* _SUPPLIED MATERIAL_:
══════════

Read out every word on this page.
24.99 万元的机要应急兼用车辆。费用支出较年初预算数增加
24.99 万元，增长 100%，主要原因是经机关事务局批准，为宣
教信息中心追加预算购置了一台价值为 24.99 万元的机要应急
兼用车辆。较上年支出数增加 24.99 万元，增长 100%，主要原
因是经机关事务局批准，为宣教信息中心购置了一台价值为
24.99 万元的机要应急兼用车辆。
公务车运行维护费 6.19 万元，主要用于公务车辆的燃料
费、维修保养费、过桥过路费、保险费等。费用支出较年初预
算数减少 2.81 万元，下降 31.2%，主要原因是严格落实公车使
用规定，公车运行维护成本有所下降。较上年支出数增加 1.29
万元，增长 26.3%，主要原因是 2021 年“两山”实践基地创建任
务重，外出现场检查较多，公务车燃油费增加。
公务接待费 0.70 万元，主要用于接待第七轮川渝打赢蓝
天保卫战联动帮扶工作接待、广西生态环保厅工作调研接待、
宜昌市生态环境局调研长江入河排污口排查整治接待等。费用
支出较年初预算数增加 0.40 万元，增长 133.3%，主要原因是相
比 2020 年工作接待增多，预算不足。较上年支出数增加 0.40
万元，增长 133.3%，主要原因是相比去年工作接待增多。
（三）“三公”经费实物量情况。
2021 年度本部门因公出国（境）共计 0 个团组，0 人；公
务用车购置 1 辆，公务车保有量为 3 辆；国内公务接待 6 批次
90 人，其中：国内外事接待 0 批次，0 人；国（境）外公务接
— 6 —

══════════

* _PROBLEM TO SOLVE_: What is needed here is an exact reproduction of all the entries.

* _SOLUTION_:
Read out every word on this page.
24.99 万元的机要应急兼用车辆。费用支出较年初预算数增加
24.99 万元，增长 100%，主要原因是经机关事务局批准，为宣
教信息中心追加预算购置了一台价值为 24.99 万元的机要应急
兼用车辆。较上年支出数增加 24.99 万元，增长 100%，主要原
因是经机关事务局批准，为宣教信息中心购置了一台价值为
24.99 万元的机要应急兼用车辆。
公务车运行维护费 6.19 万元，主要用于公务车辆的燃料
费、维修保养费、过桥过路费、保险费等。费用支出较年初预
算数减少 2.81 万元，下降 31.2%，主要原因是严格落实公车使
用规定，公车运行维护成本有所下降。较上年支出数增加 1.29
万元，增长 26.3%，主要原因是 2021 年“两山”实践基地创建任
务重，外出现场检查较多，公务车燃油费增加。
公务接待费 0.70 万元，主要用于接待第七轮川渝打赢蓝
天保卫战联动帮扶工作接待、广西生态环保厅工作调研接待、
宜昌市生态环境局调研长江入河排污口排查整治接待等。费用
支出较年初预算数增加 0.40 万元，增长 133.3%，主要原因是相
比 2020 年工作接待增多，预算不足。较上年支出数增加 0.40
万元，增长 133.3%，主要原因是相比去年工作接待增多。
（三）“三公”经费实物量情况。
2021 年度本部门因公出国（境）共计 0 个团组，0 人；公
务用车购置 1 辆，公务车保有量为 3 辆；国内公务接待 6 批次
90 人，其中：国内外事接待 0 批次，0 人；国（境）外公务接
— 6 —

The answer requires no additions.